Dataset entries on figures:
####
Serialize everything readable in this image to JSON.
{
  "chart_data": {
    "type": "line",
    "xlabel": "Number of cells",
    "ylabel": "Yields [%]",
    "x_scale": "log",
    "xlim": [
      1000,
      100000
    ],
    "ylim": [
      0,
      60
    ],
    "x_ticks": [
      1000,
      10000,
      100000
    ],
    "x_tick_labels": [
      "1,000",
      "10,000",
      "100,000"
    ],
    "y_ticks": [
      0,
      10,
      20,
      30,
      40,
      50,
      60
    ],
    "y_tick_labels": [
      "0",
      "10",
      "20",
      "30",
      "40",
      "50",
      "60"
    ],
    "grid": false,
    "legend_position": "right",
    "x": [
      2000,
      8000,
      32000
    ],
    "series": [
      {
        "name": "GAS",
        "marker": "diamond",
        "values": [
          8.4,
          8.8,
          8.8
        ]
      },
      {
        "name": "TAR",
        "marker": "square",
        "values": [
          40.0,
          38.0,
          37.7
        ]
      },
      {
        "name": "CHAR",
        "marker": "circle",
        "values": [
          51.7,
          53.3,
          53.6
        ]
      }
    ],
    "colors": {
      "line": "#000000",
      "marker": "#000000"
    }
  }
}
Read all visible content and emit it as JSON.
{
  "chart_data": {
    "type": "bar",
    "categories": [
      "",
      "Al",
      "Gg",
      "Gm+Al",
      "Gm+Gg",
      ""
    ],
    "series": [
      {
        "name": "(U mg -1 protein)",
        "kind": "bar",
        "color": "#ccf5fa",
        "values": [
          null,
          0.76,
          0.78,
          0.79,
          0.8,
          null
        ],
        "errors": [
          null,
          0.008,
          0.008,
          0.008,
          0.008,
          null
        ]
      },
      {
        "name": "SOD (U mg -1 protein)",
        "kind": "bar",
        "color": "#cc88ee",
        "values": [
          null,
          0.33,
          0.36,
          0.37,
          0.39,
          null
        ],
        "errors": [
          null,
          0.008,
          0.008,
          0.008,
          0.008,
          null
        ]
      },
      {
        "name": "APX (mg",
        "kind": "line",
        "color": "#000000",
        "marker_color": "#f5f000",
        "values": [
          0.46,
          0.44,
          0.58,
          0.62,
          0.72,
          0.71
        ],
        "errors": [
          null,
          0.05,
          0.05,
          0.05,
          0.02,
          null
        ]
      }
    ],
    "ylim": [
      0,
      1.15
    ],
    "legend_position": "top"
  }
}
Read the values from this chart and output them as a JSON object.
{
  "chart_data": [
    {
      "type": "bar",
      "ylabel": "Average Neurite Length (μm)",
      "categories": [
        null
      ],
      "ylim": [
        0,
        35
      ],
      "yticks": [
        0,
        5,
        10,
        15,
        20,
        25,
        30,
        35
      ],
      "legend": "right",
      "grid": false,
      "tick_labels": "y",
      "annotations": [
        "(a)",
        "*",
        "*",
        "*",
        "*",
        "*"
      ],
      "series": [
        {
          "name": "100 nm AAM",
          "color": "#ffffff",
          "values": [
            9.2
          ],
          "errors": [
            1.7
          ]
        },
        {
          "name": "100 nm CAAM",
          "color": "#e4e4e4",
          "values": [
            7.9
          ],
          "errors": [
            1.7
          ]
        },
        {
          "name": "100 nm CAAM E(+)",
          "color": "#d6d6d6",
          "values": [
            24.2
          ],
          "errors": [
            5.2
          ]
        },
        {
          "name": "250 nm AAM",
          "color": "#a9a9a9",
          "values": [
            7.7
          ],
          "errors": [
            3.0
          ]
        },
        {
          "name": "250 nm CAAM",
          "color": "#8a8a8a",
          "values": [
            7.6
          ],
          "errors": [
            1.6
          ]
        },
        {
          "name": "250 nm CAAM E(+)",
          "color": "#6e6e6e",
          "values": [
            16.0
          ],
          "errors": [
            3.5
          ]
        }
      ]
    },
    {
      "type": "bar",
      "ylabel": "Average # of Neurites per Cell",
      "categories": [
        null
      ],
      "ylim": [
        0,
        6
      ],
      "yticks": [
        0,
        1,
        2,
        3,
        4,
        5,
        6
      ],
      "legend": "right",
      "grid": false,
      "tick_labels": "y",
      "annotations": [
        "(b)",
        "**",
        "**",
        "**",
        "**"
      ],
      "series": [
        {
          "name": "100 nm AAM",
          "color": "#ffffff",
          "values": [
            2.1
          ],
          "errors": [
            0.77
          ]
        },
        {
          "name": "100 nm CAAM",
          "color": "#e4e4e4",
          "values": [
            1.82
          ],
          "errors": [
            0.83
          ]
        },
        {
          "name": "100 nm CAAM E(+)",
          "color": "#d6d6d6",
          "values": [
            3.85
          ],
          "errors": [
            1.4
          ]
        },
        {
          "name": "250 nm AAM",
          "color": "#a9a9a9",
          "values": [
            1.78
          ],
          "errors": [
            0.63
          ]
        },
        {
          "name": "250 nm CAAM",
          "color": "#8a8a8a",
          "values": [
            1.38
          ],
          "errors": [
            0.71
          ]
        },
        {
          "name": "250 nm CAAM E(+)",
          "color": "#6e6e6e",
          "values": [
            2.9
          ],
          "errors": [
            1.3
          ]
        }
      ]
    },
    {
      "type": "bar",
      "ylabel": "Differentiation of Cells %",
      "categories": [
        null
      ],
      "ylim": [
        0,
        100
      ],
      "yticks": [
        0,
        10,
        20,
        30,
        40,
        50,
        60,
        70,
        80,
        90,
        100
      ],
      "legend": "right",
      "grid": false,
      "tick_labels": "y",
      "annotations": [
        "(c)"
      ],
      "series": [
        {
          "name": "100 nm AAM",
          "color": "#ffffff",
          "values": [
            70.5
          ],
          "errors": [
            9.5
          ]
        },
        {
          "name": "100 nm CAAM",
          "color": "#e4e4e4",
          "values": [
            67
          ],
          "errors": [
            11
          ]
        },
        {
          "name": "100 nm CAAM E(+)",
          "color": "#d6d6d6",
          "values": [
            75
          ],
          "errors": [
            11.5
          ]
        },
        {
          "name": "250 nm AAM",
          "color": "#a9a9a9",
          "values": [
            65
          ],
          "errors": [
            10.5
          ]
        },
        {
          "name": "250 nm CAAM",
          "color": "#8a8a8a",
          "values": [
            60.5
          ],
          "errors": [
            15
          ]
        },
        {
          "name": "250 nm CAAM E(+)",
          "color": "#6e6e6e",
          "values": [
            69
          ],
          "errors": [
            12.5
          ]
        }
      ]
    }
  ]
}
####
» **Assignment**:
Once a line of the records is found to contain "protein", copy it out.

» **Output below**:
        "name": "(U mg -1 protein)",
        "name": "SOD (U mg -1 protein)",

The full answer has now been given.